Items from a dataset

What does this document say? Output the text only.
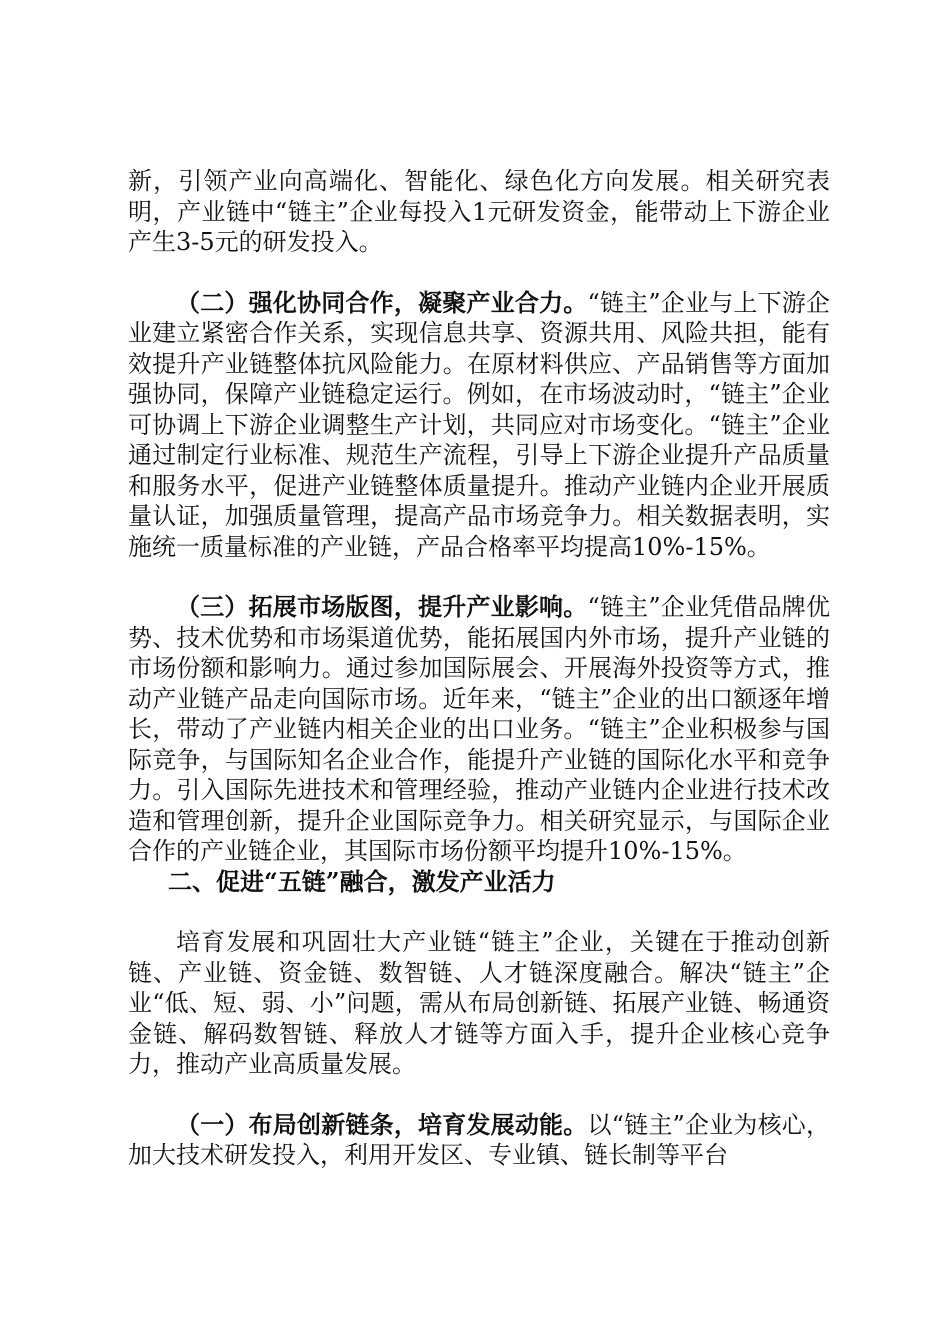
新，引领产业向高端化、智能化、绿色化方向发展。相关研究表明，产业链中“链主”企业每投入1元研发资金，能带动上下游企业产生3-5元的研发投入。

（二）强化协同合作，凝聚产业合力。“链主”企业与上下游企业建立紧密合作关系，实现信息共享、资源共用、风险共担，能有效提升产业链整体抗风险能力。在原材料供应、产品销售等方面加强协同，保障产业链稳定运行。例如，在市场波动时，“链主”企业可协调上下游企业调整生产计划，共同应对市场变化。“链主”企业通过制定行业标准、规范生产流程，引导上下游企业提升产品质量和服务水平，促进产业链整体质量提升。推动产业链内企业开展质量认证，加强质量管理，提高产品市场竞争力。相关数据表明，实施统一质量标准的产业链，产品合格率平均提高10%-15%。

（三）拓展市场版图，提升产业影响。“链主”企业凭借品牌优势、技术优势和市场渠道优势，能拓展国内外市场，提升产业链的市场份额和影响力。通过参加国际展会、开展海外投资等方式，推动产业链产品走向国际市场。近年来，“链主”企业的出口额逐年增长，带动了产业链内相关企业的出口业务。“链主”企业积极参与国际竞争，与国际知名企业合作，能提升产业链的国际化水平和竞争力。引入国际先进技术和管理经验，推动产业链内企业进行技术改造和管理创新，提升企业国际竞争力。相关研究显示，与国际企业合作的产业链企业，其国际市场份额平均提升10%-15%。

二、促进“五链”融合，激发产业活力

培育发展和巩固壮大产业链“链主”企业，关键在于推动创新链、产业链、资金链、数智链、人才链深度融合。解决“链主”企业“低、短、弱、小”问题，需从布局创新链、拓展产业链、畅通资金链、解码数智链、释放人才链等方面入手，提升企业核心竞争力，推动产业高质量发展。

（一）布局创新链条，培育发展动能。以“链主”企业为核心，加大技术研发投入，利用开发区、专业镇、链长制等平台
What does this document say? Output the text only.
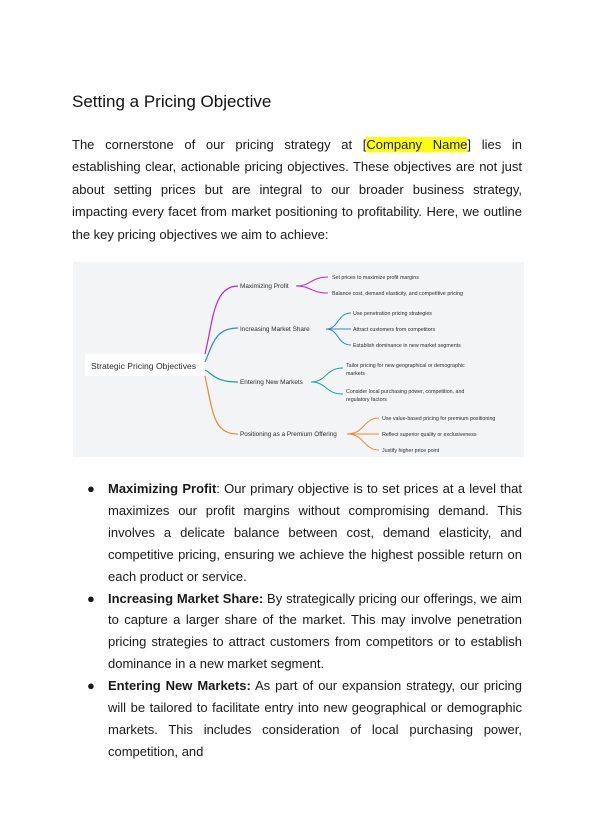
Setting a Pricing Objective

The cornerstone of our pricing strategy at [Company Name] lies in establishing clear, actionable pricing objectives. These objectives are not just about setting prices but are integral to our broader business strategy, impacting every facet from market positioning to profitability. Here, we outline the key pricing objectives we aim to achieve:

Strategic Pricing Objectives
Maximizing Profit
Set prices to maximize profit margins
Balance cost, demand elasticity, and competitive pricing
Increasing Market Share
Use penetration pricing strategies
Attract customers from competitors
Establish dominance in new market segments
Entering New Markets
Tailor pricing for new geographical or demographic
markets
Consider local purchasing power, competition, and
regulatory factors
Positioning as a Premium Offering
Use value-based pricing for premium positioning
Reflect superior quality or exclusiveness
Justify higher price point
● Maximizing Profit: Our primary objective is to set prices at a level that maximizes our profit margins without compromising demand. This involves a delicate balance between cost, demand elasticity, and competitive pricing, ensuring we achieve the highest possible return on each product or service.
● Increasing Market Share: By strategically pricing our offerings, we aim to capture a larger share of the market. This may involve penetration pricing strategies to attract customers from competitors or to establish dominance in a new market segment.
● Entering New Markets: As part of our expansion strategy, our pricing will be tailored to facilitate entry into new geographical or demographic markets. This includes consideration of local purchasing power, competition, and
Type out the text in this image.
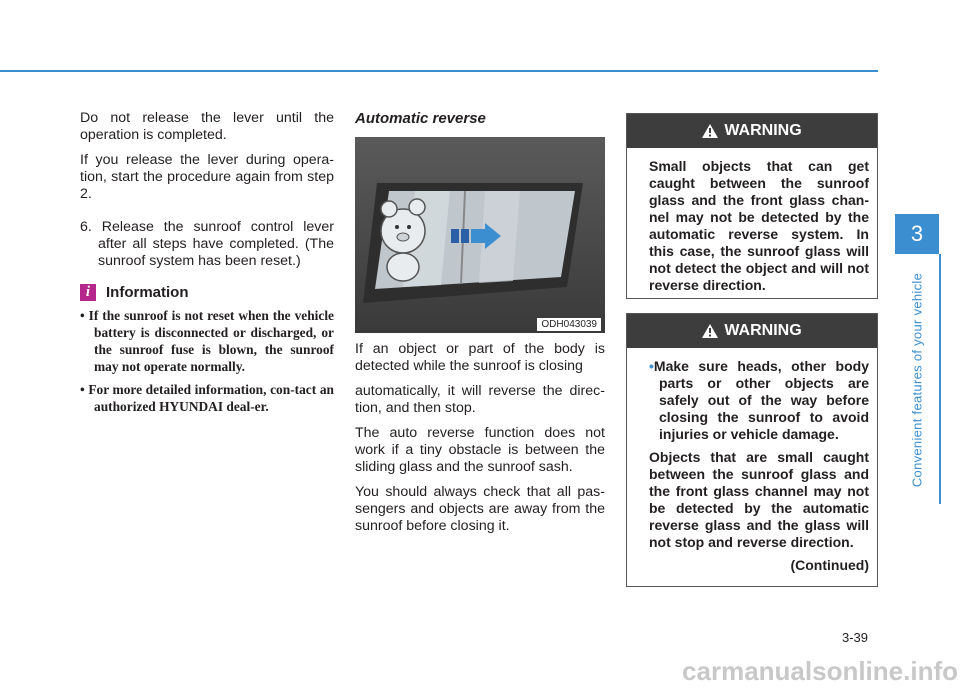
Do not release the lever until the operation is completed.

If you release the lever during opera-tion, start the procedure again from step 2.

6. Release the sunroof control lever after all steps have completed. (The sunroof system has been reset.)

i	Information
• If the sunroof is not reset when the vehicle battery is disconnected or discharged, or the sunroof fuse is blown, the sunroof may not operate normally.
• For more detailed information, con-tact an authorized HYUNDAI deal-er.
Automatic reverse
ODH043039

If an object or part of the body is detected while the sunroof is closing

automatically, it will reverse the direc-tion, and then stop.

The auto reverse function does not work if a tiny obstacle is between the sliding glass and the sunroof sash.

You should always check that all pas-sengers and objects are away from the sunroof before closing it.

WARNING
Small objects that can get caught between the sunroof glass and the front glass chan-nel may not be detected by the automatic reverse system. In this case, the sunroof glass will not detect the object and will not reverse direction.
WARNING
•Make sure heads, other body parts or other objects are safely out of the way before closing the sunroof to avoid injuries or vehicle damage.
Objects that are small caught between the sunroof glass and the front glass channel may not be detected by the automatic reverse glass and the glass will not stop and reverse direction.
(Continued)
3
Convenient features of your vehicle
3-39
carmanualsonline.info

Problem to solve: Find the lines holding "strategies" and list every one.

Full solution:
Use penetration pricing strategies
● Increasing Market Share: By strategically pricing our offerings, we aim to capture a larger share of the market. This may involve penetration pricing strategies to attract customers from competitors or to establish dominance in a new market segment.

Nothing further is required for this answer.